# Data supplied
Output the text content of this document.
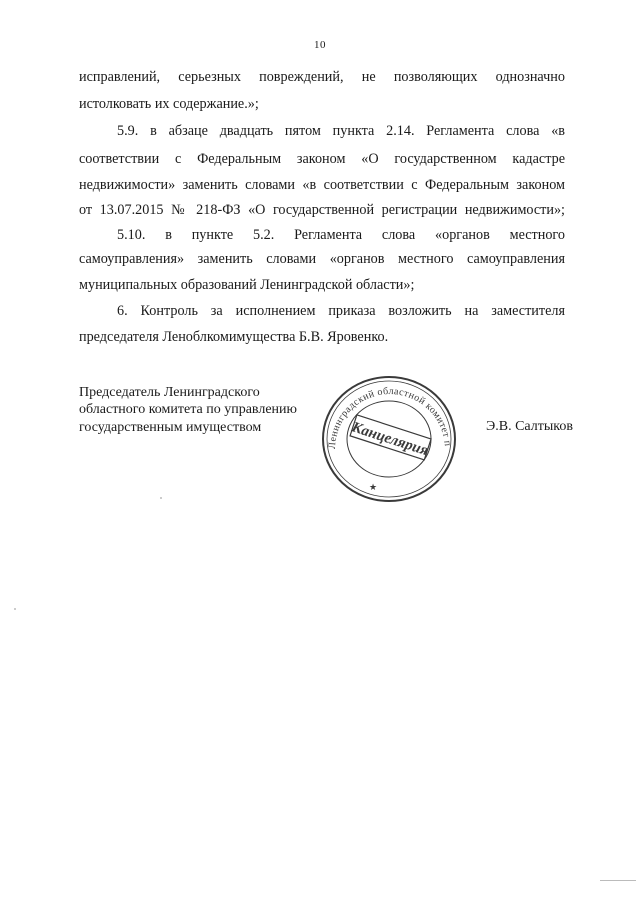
10
исправлений, серьезных повреждений, не позволяющих однозначно
истолковать их содержание.»;
5.9. в абзаце двадцать пятом пункта 2.14. Регламента слова «в
соответствии с Федеральным законом «О государственном кадастре
недвижимости» заменить словами «в соответствии с Федеральным законом
от 13.07.2015 № 218-ФЗ «О государственной регистрации недвижимости»;
5.10. в пункте 5.2. Регламента слова «органов местного
самоуправления» заменить словами «органов местного самоуправления
муниципальных образований Ленинградской области»;
6. Контроль за исполнением приказа возложить на заместителя
председателя Леноблкомимущества Б.В. Яровенко.
Председатель Ленинградского
областного комитета по управлению
государственным имуществом	Э.В. Салтыков
Ленинградский областной комитет п
Канцелярия
★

# Problem description
Drop the images and quote the entries word for word.

# The completed task
Output the text content of this document.
10
исправлений, серьезных повреждений, не позволяющих однозначно
истолковать их содержание.»;
5.9. в абзаце двадцать пятом пункта 2.14. Регламента слова «в
соответствии с Федеральным законом «О государственном кадастре
недвижимости» заменить словами «в соответствии с Федеральным законом
от 13.07.2015 № 218-ФЗ «О государственной регистрации недвижимости»;
5.10. в пункте 5.2. Регламента слова «органов местного
самоуправления» заменить словами «органов местного самоуправления
муниципальных образований Ленинградской области»;
6. Контроль за исполнением приказа возложить на заместителя
председателя Леноблкомимущества Б.В. Яровенко.
Председатель Ленинградского
областного комитета по управлению
государственным имуществом	Э.В. Салтыков
Ленинградский областной комитет п
Канцелярия
★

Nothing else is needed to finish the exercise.